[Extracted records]
+++++

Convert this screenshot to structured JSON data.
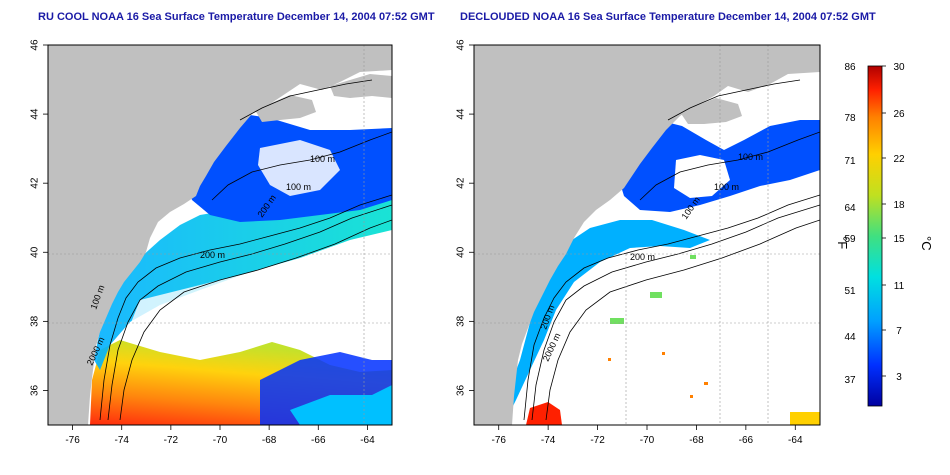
{
  "left_panel": {
    "title": "RU COOL NOAA 16 Sea Surface Temperature December 14, 2004 07:52 GMT",
    "contour_labels": [
      "100 m",
      "100 m",
      "200 m",
      "200 m",
      "100 m",
      "2000 m"
    ]
  },
  "right_panel": {
    "title": "DECLOUDED NOAA 16 Sea Surface Temperature December 14, 2004 07:52 GMT",
    "contour_labels": [
      "100 m",
      "100 m",
      "100 m",
      "200 m",
      "200 m",
      "2000 m"
    ]
  },
  "axes": {
    "lon_ticks": [
      "-76",
      "-74",
      "-72",
      "-70",
      "-68",
      "-66",
      "-64"
    ],
    "lat_ticks": [
      "36",
      "38",
      "40",
      "42",
      "44",
      "46"
    ],
    "lon_range": [
      -77,
      -63
    ],
    "lat_range": [
      35,
      46
    ]
  },
  "colorbar": {
    "f_label": "°F",
    "c_label": "°C",
    "f_ticks": [
      "86",
      "78",
      "71",
      "64",
      "59",
      "51",
      "44",
      "37"
    ],
    "c_ticks": [
      "30",
      "26",
      "22",
      "18",
      "15",
      "11",
      "7",
      "3"
    ],
    "colors": [
      "#0000a0",
      "#0030ff",
      "#00a0ff",
      "#00e0e0",
      "#40e080",
      "#c0e020",
      "#ffd000",
      "#ff8000",
      "#ff2000",
      "#b00000"
    ]
  },
  "colors": {
    "land": "#c0c0c0",
    "water_cloud": "#ffffff",
    "title": "#1a1aa6",
    "frame": "#000000"
  }
}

+++++

* **WRITTEN EXERCISE**: Using the data above, write out every line exactly, leaving the images behind.

* **FINAL ANSWER**:
Convert this screenshot to structured JSON data.
{
  "left_panel": {
    "title": "RU COOL NOAA 16 Sea Surface Temperature December 14, 2004 07:52 GMT",
    "contour_labels": [
      "100 m",
      "100 m",
      "200 m",
      "200 m",
      "100 m",
      "2000 m"
    ]
  },
  "right_panel": {
    "title": "DECLOUDED NOAA 16 Sea Surface Temperature December 14, 2004 07:52 GMT",
    "contour_labels": [
      "100 m",
      "100 m",
      "100 m",
      "200 m",
      "200 m",
      "2000 m"
    ]
  },
  "axes": {
    "lon_ticks": [
      "-76",
      "-74",
      "-72",
      "-70",
      "-68",
      "-66",
      "-64"
    ],
    "lat_ticks": [
      "36",
      "38",
      "40",
      "42",
      "44",
      "46"
    ],
    "lon_range": [
      -77,
      -63
    ],
    "lat_range": [
      35,
      46
    ]
  },
  "colorbar": {
    "f_label": "°F",
    "c_label": "°C",
    "f_ticks": [
      "86",
      "78",
      "71",
      "64",
      "59",
      "51",
      "44",
      "37"
    ],
    "c_ticks": [
      "30",
      "26",
      "22",
      "18",
      "15",
      "11",
      "7",
      "3"
    ],
    "colors": [
      "#0000a0",
      "#0030ff",
      "#00a0ff",
      "#00e0e0",
      "#40e080",
      "#c0e020",
      "#ffd000",
      "#ff8000",
      "#ff2000",
      "#b00000"
    ]
  },
  "colors": {
    "land": "#c0c0c0",
    "water_cloud": "#ffffff",
    "title": "#1a1aa6",
    "frame": "#000000"
  }
}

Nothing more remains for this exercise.